#### Task data

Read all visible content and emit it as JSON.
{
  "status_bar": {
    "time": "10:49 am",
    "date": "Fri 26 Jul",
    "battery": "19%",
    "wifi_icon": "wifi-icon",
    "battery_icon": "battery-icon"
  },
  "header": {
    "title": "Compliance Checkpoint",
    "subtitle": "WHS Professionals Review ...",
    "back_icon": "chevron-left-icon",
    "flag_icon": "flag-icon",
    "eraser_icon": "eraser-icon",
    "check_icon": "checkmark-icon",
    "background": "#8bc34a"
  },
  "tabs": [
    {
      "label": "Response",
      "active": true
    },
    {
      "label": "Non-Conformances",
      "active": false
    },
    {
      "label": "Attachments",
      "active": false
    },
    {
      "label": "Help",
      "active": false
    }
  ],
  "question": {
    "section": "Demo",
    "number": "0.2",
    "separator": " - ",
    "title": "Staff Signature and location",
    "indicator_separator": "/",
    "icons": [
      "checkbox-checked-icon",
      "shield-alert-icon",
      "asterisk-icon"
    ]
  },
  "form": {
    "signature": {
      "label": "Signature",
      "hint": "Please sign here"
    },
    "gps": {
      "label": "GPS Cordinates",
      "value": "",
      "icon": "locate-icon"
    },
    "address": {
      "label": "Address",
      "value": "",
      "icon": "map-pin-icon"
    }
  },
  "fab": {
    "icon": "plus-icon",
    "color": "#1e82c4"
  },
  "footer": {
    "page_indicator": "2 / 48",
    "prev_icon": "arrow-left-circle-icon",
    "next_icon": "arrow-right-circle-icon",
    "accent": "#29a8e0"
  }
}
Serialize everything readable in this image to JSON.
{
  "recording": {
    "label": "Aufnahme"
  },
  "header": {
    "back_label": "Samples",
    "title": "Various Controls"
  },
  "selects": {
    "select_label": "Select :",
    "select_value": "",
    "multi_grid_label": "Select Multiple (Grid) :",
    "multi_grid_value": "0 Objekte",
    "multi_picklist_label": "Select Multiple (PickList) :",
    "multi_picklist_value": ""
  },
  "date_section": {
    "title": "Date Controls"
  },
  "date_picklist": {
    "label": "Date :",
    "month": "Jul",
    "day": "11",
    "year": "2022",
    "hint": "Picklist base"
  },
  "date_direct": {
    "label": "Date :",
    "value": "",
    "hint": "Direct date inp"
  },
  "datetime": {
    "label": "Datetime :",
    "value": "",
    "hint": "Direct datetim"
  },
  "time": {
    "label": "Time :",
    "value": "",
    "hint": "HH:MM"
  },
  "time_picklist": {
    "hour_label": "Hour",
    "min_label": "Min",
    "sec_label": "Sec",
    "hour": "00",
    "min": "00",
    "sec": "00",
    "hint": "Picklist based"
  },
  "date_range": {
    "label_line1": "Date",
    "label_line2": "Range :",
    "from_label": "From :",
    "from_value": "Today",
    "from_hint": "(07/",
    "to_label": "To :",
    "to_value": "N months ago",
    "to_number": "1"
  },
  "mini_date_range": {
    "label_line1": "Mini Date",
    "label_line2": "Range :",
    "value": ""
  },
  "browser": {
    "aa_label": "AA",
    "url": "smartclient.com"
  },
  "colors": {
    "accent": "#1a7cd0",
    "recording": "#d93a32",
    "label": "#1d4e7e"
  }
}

########

The request: Please reproduce each line exactly as written.

Correct answer:
Read all visible content and emit it as JSON.
{
  "status_bar": {
    "time": "10:49 am",
    "date": "Fri 26 Jul",
    "battery": "19%",
    "wifi_icon": "wifi-icon",
    "battery_icon": "battery-icon"
  },
  "header": {
    "title": "Compliance Checkpoint",
    "subtitle": "WHS Professionals Review ...",
    "back_icon": "chevron-left-icon",
    "flag_icon": "flag-icon",
    "eraser_icon": "eraser-icon",
    "check_icon": "checkmark-icon",
    "background": "#8bc34a"
  },
  "tabs": [
    {
      "label": "Response",
      "active": true
    },
    {
      "label": "Non-Conformances",
      "active": false
    },
    {
      "label": "Attachments",
      "active": false
    },
    {
      "label": "Help",
      "active": false
    }
  ],
  "question": {
    "section": "Demo",
    "number": "0.2",
    "separator": " - ",
    "title": "Staff Signature and location",
    "indicator_separator": "/",
    "icons": [
      "checkbox-checked-icon",
      "shield-alert-icon",
      "asterisk-icon"
    ]
  },
  "form": {
    "signature": {
      "label": "Signature",
      "hint": "Please sign here"
    },
    "gps": {
      "label": "GPS Cordinates",
      "value": "",
      "icon": "locate-icon"
    },
    "address": {
      "label": "Address",
      "value": "",
      "icon": "map-pin-icon"
    }
  },
  "fab": {
    "icon": "plus-icon",
    "color": "#1e82c4"
  },
  "footer": {
    "page_indicator": "2 / 48",
    "prev_icon": "arrow-left-circle-icon",
    "next_icon": "arrow-right-circle-icon",
    "accent": "#29a8e0"
  }
}
Serialize everything readable in this image to JSON.
{
  "recording": {
    "label": "Aufnahme"
  },
  "header": {
    "back_label": "Samples",
    "title": "Various Controls"
  },
  "selects": {
    "select_label": "Select :",
    "select_value": "",
    "multi_grid_label": "Select Multiple (Grid) :",
    "multi_grid_value": "0 Objekte",
    "multi_picklist_label": "Select Multiple (PickList) :",
    "multi_picklist_value": ""
  },
  "date_section": {
    "title": "Date Controls"
  },
  "date_picklist": {
    "label": "Date :",
    "month": "Jul",
    "day": "11",
    "year": "2022",
    "hint": "Picklist base"
  },
  "date_direct": {
    "label": "Date :",
    "value": "",
    "hint": "Direct date inp"
  },
  "datetime": {
    "label": "Datetime :",
    "value": "",
    "hint": "Direct datetim"
  },
  "time": {
    "label": "Time :",
    "value": "",
    "hint": "HH:MM"
  },
  "time_picklist": {
    "hour_label": "Hour",
    "min_label": "Min",
    "sec_label": "Sec",
    "hour": "00",
    "min": "00",
    "sec": "00",
    "hint": "Picklist based"
  },
  "date_range": {
    "label_line1": "Date",
    "label_line2": "Range :",
    "from_label": "From :",
    "from_value": "Today",
    "from_hint": "(07/",
    "to_label": "To :",
    "to_value": "N months ago",
    "to_number": "1"
  },
  "mini_date_range": {
    "label_line1": "Mini Date",
    "label_line2": "Range :",
    "value": ""
  },
  "browser": {
    "aa_label": "AA",
    "url": "smartclient.com"
  },
  "colors": {
    "accent": "#1a7cd0",
    "recording": "#d93a32",
    "label": "#1d4e7e"
  }
}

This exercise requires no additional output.